◆ **WHAT THE TASK REQUIRES**
Check every line of the entries for "Help", and copy the lines that hold it.

◆ **PROVIDED MATERIAL**
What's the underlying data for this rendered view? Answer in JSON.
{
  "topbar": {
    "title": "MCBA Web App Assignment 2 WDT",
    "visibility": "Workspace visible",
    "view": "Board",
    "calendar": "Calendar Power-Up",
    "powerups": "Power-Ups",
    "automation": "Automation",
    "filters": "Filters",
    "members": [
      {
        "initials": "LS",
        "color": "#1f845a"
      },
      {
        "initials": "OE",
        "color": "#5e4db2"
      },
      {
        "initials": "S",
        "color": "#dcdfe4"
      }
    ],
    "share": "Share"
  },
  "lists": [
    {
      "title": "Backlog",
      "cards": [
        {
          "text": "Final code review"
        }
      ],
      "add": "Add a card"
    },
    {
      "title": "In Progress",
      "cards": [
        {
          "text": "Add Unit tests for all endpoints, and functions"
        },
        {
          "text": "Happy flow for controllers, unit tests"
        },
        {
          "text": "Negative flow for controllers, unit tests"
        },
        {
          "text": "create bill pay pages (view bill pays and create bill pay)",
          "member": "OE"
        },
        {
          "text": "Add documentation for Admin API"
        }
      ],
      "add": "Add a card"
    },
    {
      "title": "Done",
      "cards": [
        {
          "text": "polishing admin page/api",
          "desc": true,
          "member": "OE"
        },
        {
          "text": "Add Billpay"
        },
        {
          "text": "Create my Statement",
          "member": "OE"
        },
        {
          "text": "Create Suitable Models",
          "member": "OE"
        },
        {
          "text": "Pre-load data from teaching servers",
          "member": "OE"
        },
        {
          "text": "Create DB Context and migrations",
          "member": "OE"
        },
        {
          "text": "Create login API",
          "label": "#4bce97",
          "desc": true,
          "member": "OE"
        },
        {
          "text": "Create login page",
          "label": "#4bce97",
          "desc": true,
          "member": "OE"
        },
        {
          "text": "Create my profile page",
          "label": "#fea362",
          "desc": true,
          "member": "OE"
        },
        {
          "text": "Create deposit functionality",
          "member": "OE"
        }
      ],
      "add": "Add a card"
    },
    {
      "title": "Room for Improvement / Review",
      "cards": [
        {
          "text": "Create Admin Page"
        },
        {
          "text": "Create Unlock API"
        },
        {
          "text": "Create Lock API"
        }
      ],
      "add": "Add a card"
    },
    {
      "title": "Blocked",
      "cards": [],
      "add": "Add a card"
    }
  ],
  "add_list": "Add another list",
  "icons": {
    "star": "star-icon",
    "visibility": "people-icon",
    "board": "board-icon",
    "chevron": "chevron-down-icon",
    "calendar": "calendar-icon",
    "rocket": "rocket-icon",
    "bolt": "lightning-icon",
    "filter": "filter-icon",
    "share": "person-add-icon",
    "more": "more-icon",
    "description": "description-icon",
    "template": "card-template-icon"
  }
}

---

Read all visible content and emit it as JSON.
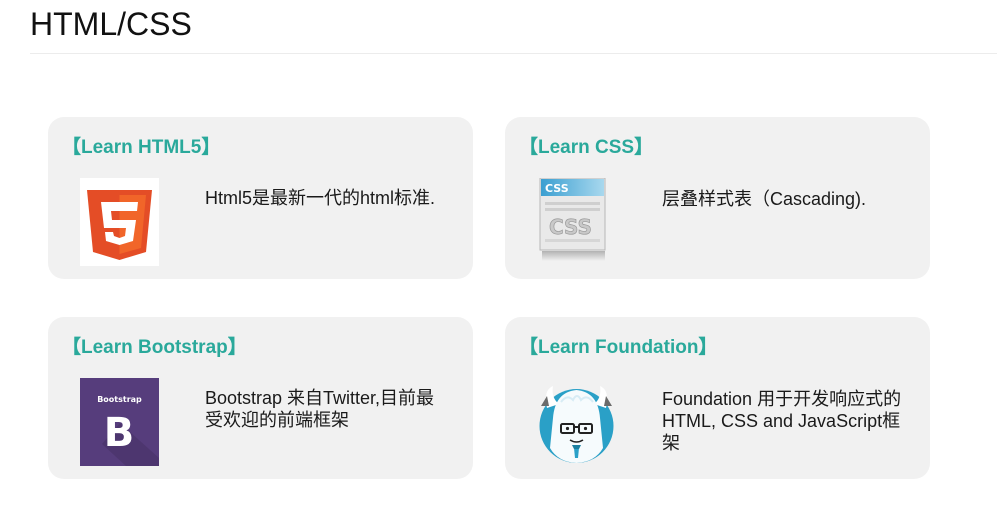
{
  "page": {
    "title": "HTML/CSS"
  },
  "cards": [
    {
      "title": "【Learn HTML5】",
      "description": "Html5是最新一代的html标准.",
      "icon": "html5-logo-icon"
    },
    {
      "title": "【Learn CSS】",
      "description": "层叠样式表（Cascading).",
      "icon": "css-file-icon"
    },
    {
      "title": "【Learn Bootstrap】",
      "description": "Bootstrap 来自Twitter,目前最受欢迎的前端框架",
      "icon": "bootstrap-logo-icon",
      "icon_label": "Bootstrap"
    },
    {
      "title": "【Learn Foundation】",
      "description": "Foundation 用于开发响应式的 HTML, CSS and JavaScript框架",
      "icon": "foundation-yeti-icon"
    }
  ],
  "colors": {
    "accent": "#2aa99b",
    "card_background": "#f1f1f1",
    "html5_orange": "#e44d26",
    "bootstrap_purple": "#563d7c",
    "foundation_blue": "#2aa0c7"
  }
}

--

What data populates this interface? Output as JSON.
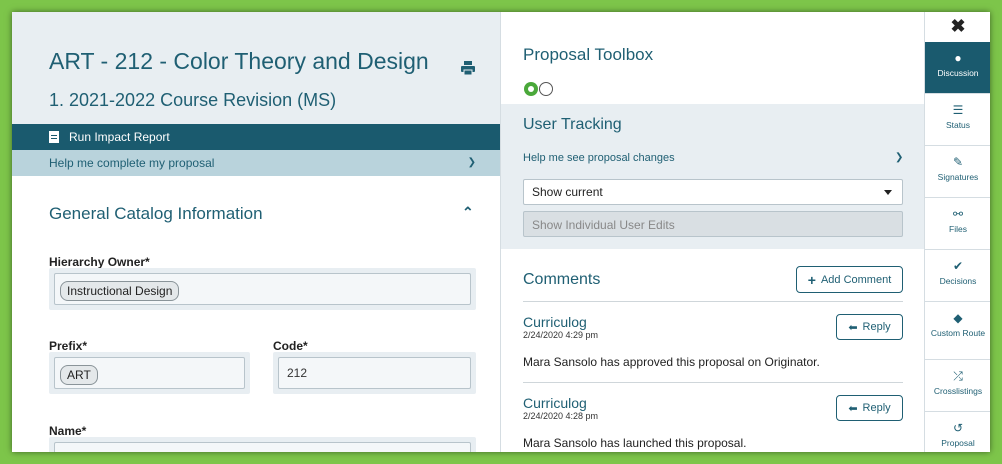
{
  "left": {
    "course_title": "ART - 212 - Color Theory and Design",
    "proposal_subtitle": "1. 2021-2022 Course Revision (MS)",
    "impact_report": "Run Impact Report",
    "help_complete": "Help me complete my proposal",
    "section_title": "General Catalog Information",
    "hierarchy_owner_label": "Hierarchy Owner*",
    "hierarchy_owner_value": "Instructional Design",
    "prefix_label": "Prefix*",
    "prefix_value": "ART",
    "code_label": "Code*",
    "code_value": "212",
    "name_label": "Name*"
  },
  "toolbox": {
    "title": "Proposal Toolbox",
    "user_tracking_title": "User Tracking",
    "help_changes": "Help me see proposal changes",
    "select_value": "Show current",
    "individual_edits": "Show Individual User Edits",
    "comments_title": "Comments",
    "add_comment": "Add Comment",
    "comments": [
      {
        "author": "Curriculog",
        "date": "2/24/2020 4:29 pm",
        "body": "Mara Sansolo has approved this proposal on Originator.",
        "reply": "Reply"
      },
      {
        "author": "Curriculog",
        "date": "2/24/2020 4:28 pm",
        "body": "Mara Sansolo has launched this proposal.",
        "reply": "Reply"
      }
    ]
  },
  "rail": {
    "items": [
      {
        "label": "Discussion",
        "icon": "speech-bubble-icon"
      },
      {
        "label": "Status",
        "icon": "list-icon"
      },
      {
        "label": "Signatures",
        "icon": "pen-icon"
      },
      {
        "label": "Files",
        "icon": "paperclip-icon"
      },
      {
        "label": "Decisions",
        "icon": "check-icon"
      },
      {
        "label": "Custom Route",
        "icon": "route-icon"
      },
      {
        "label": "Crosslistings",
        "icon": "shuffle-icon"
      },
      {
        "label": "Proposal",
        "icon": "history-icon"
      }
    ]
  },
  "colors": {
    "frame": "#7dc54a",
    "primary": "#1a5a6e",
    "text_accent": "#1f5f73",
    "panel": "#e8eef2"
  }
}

◆ **WRITTEN RESPONSE**
    "help_complete": "Help me complete my proposal",
    "help_changes": "Help me see proposal changes",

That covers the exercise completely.